====== Dataset records
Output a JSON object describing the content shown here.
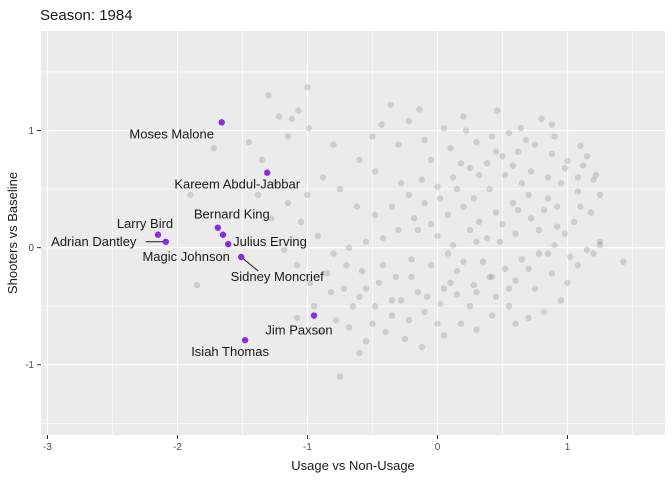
{
  "chart_data": {
    "type": "scatter",
    "title": "Season: 1984",
    "xlabel": "Usage vs Non-Usage",
    "ylabel": "Shooters vs Baseline",
    "xlim": [
      -3.05,
      1.75
    ],
    "ylim": [
      -1.6,
      1.85
    ],
    "xticks": [
      -3,
      -2,
      -1,
      0,
      1
    ],
    "yticks": [
      -1,
      0,
      1
    ],
    "xtick_labels": [
      "-3",
      "-2",
      "-1",
      "0",
      "1"
    ],
    "ytick_labels": [
      "-1",
      "0",
      "1"
    ],
    "grid": true,
    "highlight_color": "#8a2be2",
    "background_color": "#666666",
    "panel_color": "#ebebeb",
    "highlighted": [
      {
        "name": "Moses Malone",
        "x": -1.66,
        "y": 1.07
      },
      {
        "name": "Kareem Abdul-Jabbar",
        "x": -1.31,
        "y": 0.64
      },
      {
        "name": "Bernard King",
        "x": -1.69,
        "y": 0.17
      },
      {
        "name": "Larry Bird",
        "x": -2.15,
        "y": 0.11
      },
      {
        "name": "Julius Erving",
        "x": -1.65,
        "y": 0.11
      },
      {
        "name": "Adrian Dantley",
        "x": -2.09,
        "y": 0.05
      },
      {
        "name": "Magic Johnson",
        "x": -1.61,
        "y": 0.03
      },
      {
        "name": "Sidney Moncrief",
        "x": -1.51,
        "y": -0.08
      },
      {
        "name": "Jim Paxson",
        "x": -0.95,
        "y": -0.58
      },
      {
        "name": "Isiah Thomas",
        "x": -1.48,
        "y": -0.79
      }
    ],
    "background_points": [
      [
        -1.0,
        1.37
      ],
      [
        -1.07,
        1.17
      ],
      [
        -1.22,
        1.12
      ],
      [
        -1.12,
        1.1
      ],
      [
        -0.99,
        1.02
      ],
      [
        -0.43,
        1.05
      ],
      [
        -0.22,
        1.08
      ],
      [
        -0.14,
        1.18
      ],
      [
        -0.36,
        1.22
      ],
      [
        0.05,
        1.02
      ],
      [
        0.22,
        1.0
      ],
      [
        0.46,
        1.17
      ],
      [
        0.64,
        1.02
      ],
      [
        0.88,
        1.05
      ],
      [
        1.1,
        0.87
      ],
      [
        -1.3,
        1.3
      ],
      [
        -1.15,
        0.95
      ],
      [
        -0.8,
        0.88
      ],
      [
        -0.6,
        0.75
      ],
      [
        -0.48,
        0.65
      ],
      [
        -0.28,
        0.55
      ],
      [
        -0.12,
        0.58
      ],
      [
        0.0,
        0.52
      ],
      [
        0.12,
        0.6
      ],
      [
        0.25,
        0.68
      ],
      [
        0.38,
        0.72
      ],
      [
        0.5,
        0.78
      ],
      [
        0.62,
        0.82
      ],
      [
        0.75,
        0.88
      ],
      [
        0.88,
        0.8
      ],
      [
        1.0,
        0.74
      ],
      [
        1.12,
        0.7
      ],
      [
        1.2,
        0.58
      ],
      [
        1.25,
        0.45
      ],
      [
        1.18,
        0.3
      ],
      [
        1.05,
        0.22
      ],
      [
        0.92,
        0.18
      ],
      [
        0.82,
        0.32
      ],
      [
        0.7,
        0.45
      ],
      [
        0.58,
        0.38
      ],
      [
        0.45,
        0.3
      ],
      [
        0.32,
        0.22
      ],
      [
        0.2,
        0.35
      ],
      [
        0.08,
        0.28
      ],
      [
        -0.05,
        0.2
      ],
      [
        -0.18,
        0.25
      ],
      [
        -0.3,
        0.15
      ],
      [
        -0.42,
        0.08
      ],
      [
        -0.55,
        0.05
      ],
      [
        -0.68,
        0.0
      ],
      [
        -0.8,
        -0.05
      ],
      [
        -0.92,
        0.1
      ],
      [
        -1.05,
        0.22
      ],
      [
        -1.15,
        0.38
      ],
      [
        -1.25,
        0.55
      ],
      [
        -1.35,
        0.75
      ],
      [
        -1.45,
        0.9
      ],
      [
        -1.38,
        0.45
      ],
      [
        -1.28,
        0.25
      ],
      [
        -1.18,
        -0.02
      ],
      [
        -1.08,
        -0.15
      ],
      [
        -0.98,
        -0.3
      ],
      [
        -0.85,
        -0.22
      ],
      [
        -0.72,
        -0.35
      ],
      [
        -0.6,
        -0.42
      ],
      [
        -0.48,
        -0.5
      ],
      [
        -0.35,
        -0.58
      ],
      [
        -0.22,
        -0.62
      ],
      [
        -0.1,
        -0.55
      ],
      [
        0.02,
        -0.48
      ],
      [
        0.15,
        -0.4
      ],
      [
        0.28,
        -0.32
      ],
      [
        0.4,
        -0.25
      ],
      [
        0.52,
        -0.18
      ],
      [
        0.65,
        -0.1
      ],
      [
        0.78,
        -0.05
      ],
      [
        0.9,
        0.02
      ],
      [
        1.02,
        -0.08
      ],
      [
        1.15,
        -0.02
      ],
      [
        1.25,
        0.05
      ],
      [
        1.43,
        -0.12
      ],
      [
        0.55,
        -0.5
      ],
      [
        0.7,
        -0.6
      ],
      [
        0.82,
        -0.55
      ],
      [
        0.95,
        -0.45
      ],
      [
        0.6,
        -0.65
      ],
      [
        0.42,
        -0.58
      ],
      [
        0.3,
        -0.7
      ],
      [
        0.18,
        -0.65
      ],
      [
        0.05,
        -0.75
      ],
      [
        -0.12,
        -0.85
      ],
      [
        -0.25,
        -0.78
      ],
      [
        -0.4,
        -0.72
      ],
      [
        -0.55,
        -0.8
      ],
      [
        -0.68,
        -0.68
      ],
      [
        -0.75,
        -1.1
      ],
      [
        -0.6,
        -0.9
      ],
      [
        -0.35,
        -0.45
      ],
      [
        -0.15,
        -0.38
      ],
      [
        0.1,
        -0.3
      ],
      [
        0.35,
        -0.12
      ],
      [
        0.48,
        0.05
      ],
      [
        0.6,
        0.12
      ],
      [
        0.72,
        0.25
      ],
      [
        0.85,
        0.42
      ],
      [
        0.95,
        0.55
      ],
      [
        1.08,
        0.48
      ],
      [
        1.22,
        0.62
      ],
      [
        1.1,
        0.35
      ],
      [
        0.98,
        0.12
      ],
      [
        0.65,
        0.55
      ],
      [
        0.52,
        0.62
      ],
      [
        0.4,
        0.5
      ],
      [
        0.28,
        0.42
      ],
      [
        0.15,
        0.5
      ],
      [
        0.02,
        0.42
      ],
      [
        -0.1,
        0.38
      ],
      [
        -0.22,
        0.45
      ],
      [
        -0.35,
        0.35
      ],
      [
        -0.48,
        0.28
      ],
      [
        -0.62,
        0.35
      ],
      [
        -0.75,
        0.5
      ],
      [
        -0.88,
        0.6
      ],
      [
        -1.0,
        0.45
      ],
      [
        -0.5,
        0.95
      ],
      [
        -0.3,
        0.88
      ],
      [
        -0.1,
        0.92
      ],
      [
        0.1,
        0.85
      ],
      [
        0.3,
        0.9
      ],
      [
        0.42,
        0.95
      ],
      [
        0.55,
        0.98
      ],
      [
        0.68,
        0.92
      ],
      [
        0.8,
        1.1
      ],
      [
        0.2,
        1.12
      ],
      [
        -0.05,
        0.75
      ],
      [
        0.18,
        0.72
      ],
      [
        0.32,
        0.62
      ],
      [
        0.45,
        0.82
      ],
      [
        0.58,
        0.7
      ],
      [
        0.72,
        0.65
      ],
      [
        0.85,
        0.6
      ],
      [
        0.98,
        0.68
      ],
      [
        1.08,
        0.6
      ],
      [
        1.15,
        0.78
      ],
      [
        0.9,
        0.95
      ],
      [
        0.3,
        0.05
      ],
      [
        0.2,
        -0.12
      ],
      [
        0.08,
        -0.05
      ],
      [
        -0.05,
        -0.15
      ],
      [
        -0.2,
        -0.1
      ],
      [
        -0.32,
        -0.25
      ],
      [
        -0.45,
        -0.3
      ],
      [
        -0.58,
        -0.2
      ],
      [
        -0.7,
        -0.15
      ],
      [
        -0.82,
        -0.38
      ],
      [
        -0.95,
        -0.5
      ],
      [
        -1.08,
        -0.6
      ],
      [
        -0.5,
        -0.65
      ],
      [
        -0.2,
        -0.25
      ],
      [
        0.0,
        -0.65
      ],
      [
        0.25,
        -0.5
      ],
      [
        0.45,
        -0.42
      ],
      [
        0.6,
        -0.28
      ],
      [
        0.75,
        -0.35
      ],
      [
        0.88,
        -0.22
      ],
      [
        1.0,
        -0.3
      ],
      [
        1.08,
        -0.15
      ],
      [
        1.2,
        -0.05
      ],
      [
        1.25,
        0.02
      ],
      [
        0.85,
        -0.05
      ],
      [
        0.7,
        -0.18
      ],
      [
        0.55,
        -0.35
      ],
      [
        0.42,
        -0.25
      ],
      [
        0.3,
        -0.38
      ],
      [
        0.15,
        -0.2
      ],
      [
        0.05,
        -0.35
      ],
      [
        -0.08,
        -0.42
      ],
      [
        -0.28,
        -0.45
      ],
      [
        -0.42,
        -0.15
      ],
      [
        -0.55,
        -0.35
      ],
      [
        -0.65,
        -0.5
      ],
      [
        -0.78,
        -0.62
      ],
      [
        -0.9,
        -0.72
      ],
      [
        -1.85,
        -0.32
      ],
      [
        -1.72,
        0.85
      ],
      [
        -1.9,
        0.45
      ],
      [
        -0.15,
        0.15
      ],
      [
        0.0,
        0.1
      ],
      [
        0.12,
        0.02
      ],
      [
        0.25,
        0.15
      ],
      [
        0.38,
        0.08
      ],
      [
        0.5,
        0.2
      ],
      [
        0.62,
        0.32
      ],
      [
        0.78,
        0.15
      ],
      [
        0.92,
        0.35
      ]
    ]
  }
}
============
Problem to solve »
Show every line from the listing above in which the string "name" appears.

Exercise output »
        "name": "Moses Malone",
        "name": "Kareem Abdul-Jabbar",
        "name": "Bernard King",
        "name": "Larry Bird",
        "name": "Julius Erving",
        "name": "Adrian Dantley",
        "name": "Magic Johnson",
        "name": "Sidney Moncrief",
        "name": "Jim Paxson",
        "name": "Isiah Thomas",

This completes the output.